===== DATA IN THIS EXERCISE =====
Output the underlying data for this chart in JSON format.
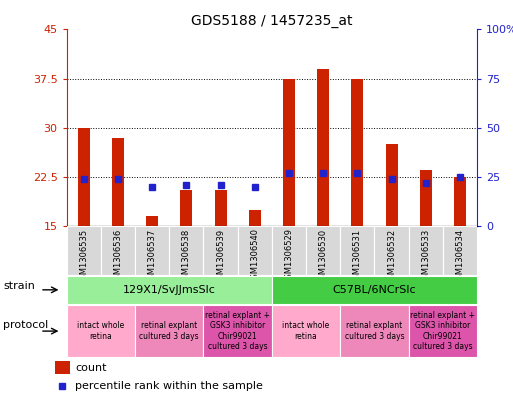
{
  "title": "GDS5188 / 1457235_at",
  "samples": [
    "GSM1306535",
    "GSM1306536",
    "GSM1306537",
    "GSM1306538",
    "GSM1306539",
    "GSM1306540",
    "GSM1306529",
    "GSM1306530",
    "GSM1306531",
    "GSM1306532",
    "GSM1306533",
    "GSM1306534"
  ],
  "counts": [
    30.0,
    28.5,
    16.5,
    20.5,
    20.5,
    17.5,
    37.5,
    39.0,
    37.5,
    27.5,
    23.5,
    22.5
  ],
  "percentiles": [
    24,
    24,
    20,
    21,
    21,
    20,
    27,
    27,
    27,
    24,
    22,
    25
  ],
  "ylim": [
    15,
    45
  ],
  "y_ticks_left": [
    15,
    22.5,
    30,
    37.5,
    45
  ],
  "ytick_labels_left": [
    "15",
    "22.5",
    "30",
    "37.5",
    "45"
  ],
  "y_ticks_right": [
    0,
    25,
    50,
    75,
    100
  ],
  "ytick_labels_right": [
    "0",
    "25",
    "50",
    "75",
    "100%"
  ],
  "bar_color": "#cc2200",
  "dot_color": "#2222cc",
  "grid_color": "#000000",
  "bg_color": "#ffffff",
  "plot_bg": "#ffffff",
  "strain_groups": [
    {
      "label": "129X1/SvJJmsSlc",
      "start": 0,
      "end": 5,
      "color": "#99ee99"
    },
    {
      "label": "C57BL/6NCrSlc",
      "start": 6,
      "end": 11,
      "color": "#44cc44"
    }
  ],
  "protocol_groups": [
    {
      "label": "intact whole\nretina",
      "start": 0,
      "end": 1,
      "color": "#ffaacc"
    },
    {
      "label": "retinal explant\ncultured 3 days",
      "start": 2,
      "end": 3,
      "color": "#ee88bb"
    },
    {
      "label": "retinal explant +\nGSK3 inhibitor\nChir99021\ncultured 3 days",
      "start": 4,
      "end": 5,
      "color": "#dd55aa"
    },
    {
      "label": "intact whole\nretina",
      "start": 6,
      "end": 7,
      "color": "#ffaacc"
    },
    {
      "label": "retinal explant\ncultured 3 days",
      "start": 8,
      "end": 9,
      "color": "#ee88bb"
    },
    {
      "label": "retinal explant +\nGSK3 inhibitor\nChir99021\ncultured 3 days",
      "start": 10,
      "end": 11,
      "color": "#dd55aa"
    }
  ],
  "strain_label": "strain",
  "protocol_label": "protocol",
  "legend_count_label": "count",
  "legend_percentile_label": "percentile rank within the sample",
  "separator_col": 6,
  "n_samples": 12
}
=====
» **WHAT THIS TASK INVOLVES**
Take every line from the records above that has the word "start" and copy it.

» **EXERCISE RESULT**
      "start": 0,
      "start": 6,
      "start": 0,
      "start": 2,
      "start": 4,
      "start": 6,
      "start": 8,
      "start": 10,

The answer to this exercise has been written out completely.